Given exercise:
Please transcribe every line of the material below character for character, leaving the pictures out of your answer.

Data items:

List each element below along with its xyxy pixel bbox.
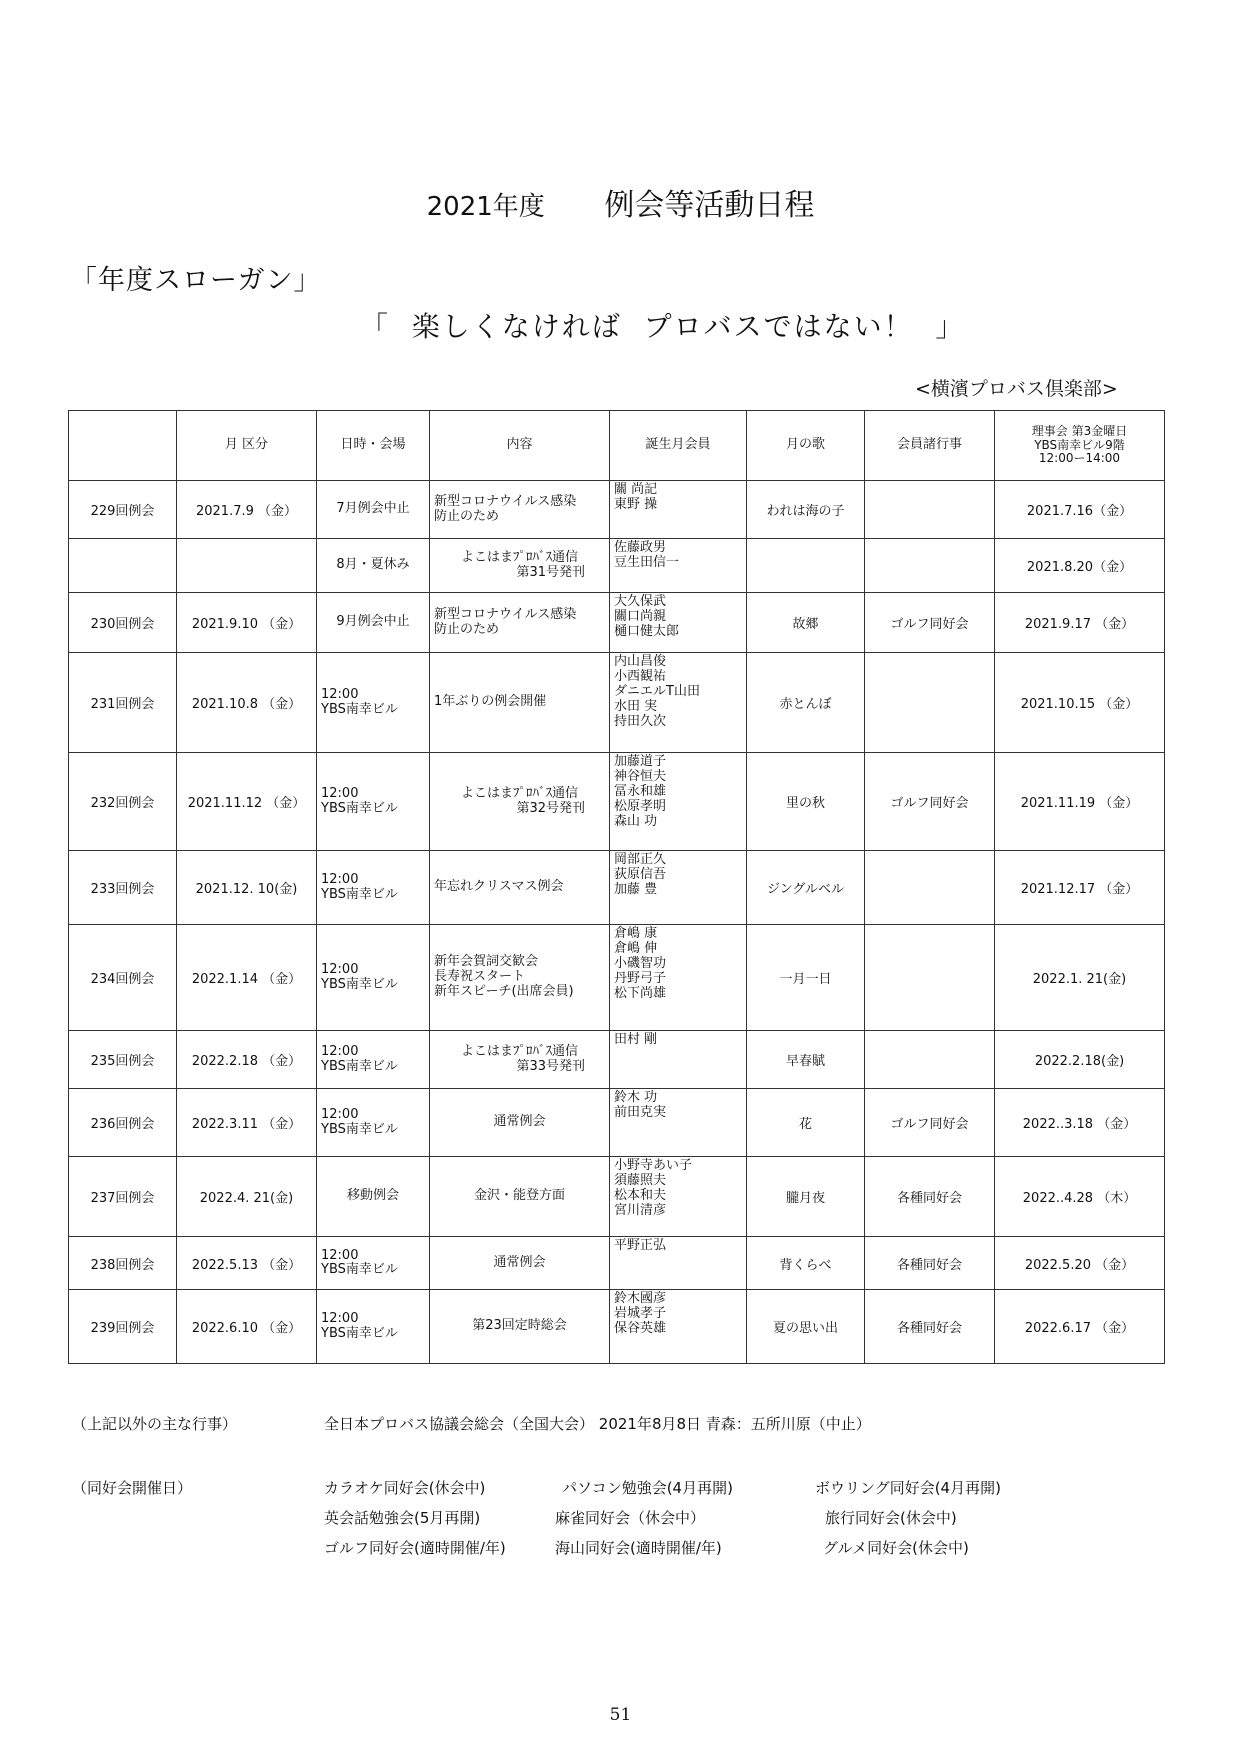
other-events-text: 全日本プロバス協議会総会（全国大会） 2021年8月8日 青森：五所川原（中止） — [324, 1415, 871, 1433]
birthday-cell-line: 保谷英雄 — [614, 1320, 667, 1336]
other-events-label: （上記以外の主な行事） — [72, 1415, 238, 1433]
content-cell-line: よこはまﾌﾟﾛﾊﾞｽ通信 — [460, 785, 578, 801]
table-row — [69, 481, 1165, 539]
content-cell-line: よこはまﾌﾟﾛﾊﾞｽ通信 — [460, 1043, 578, 1059]
table-header-row — [69, 411, 1165, 481]
events-cell — [865, 925, 995, 1031]
birthday-cell-line: 佐藤政男 — [614, 540, 667, 555]
birthday-cell-line: 松下尚雄 — [614, 985, 667, 1001]
venue-cell-line: 移動例会 — [346, 1188, 399, 1204]
meeting-cell: 237回例会 — [69, 1157, 177, 1237]
header-meeting — [69, 411, 177, 481]
birthday-cell-line: 平野正弘 — [614, 1238, 667, 1253]
content-cell — [430, 1089, 610, 1157]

Result for this task:
List each element below along with its xyxy pixel bbox.
other-events-text: 全日本プロバス協議会総会（全国大会） 2021年8月8日 青森：五所川原（中止） — [324, 1415, 871, 1433]
birthday-cell-line: 保谷英雄 — [614, 1320, 667, 1336]
other-events-label: （上記以外の主な行事） — [72, 1415, 238, 1433]
content-cell-line: よこはまﾌﾟﾛﾊﾞｽ通信 — [460, 785, 578, 801]
table-row — [69, 481, 1165, 539]
content-cell-line: よこはまﾌﾟﾛﾊﾞｽ通信 — [460, 1043, 578, 1059]
table-header-row — [69, 411, 1165, 481]
events-cell — [865, 925, 995, 1031]
birthday-cell-line: 佐藤政男 — [614, 540, 667, 555]
birthday-cell-line: 松下尚雄 — [614, 985, 667, 1001]
venue-cell-line: 移動例会 — [346, 1188, 399, 1204]
meeting-cell: 237回例会 — [69, 1157, 177, 1237]
header-meeting — [69, 411, 177, 481]
birthday-cell-line: 平野正弘 — [614, 1238, 667, 1253]
content-cell — [430, 1089, 610, 1157]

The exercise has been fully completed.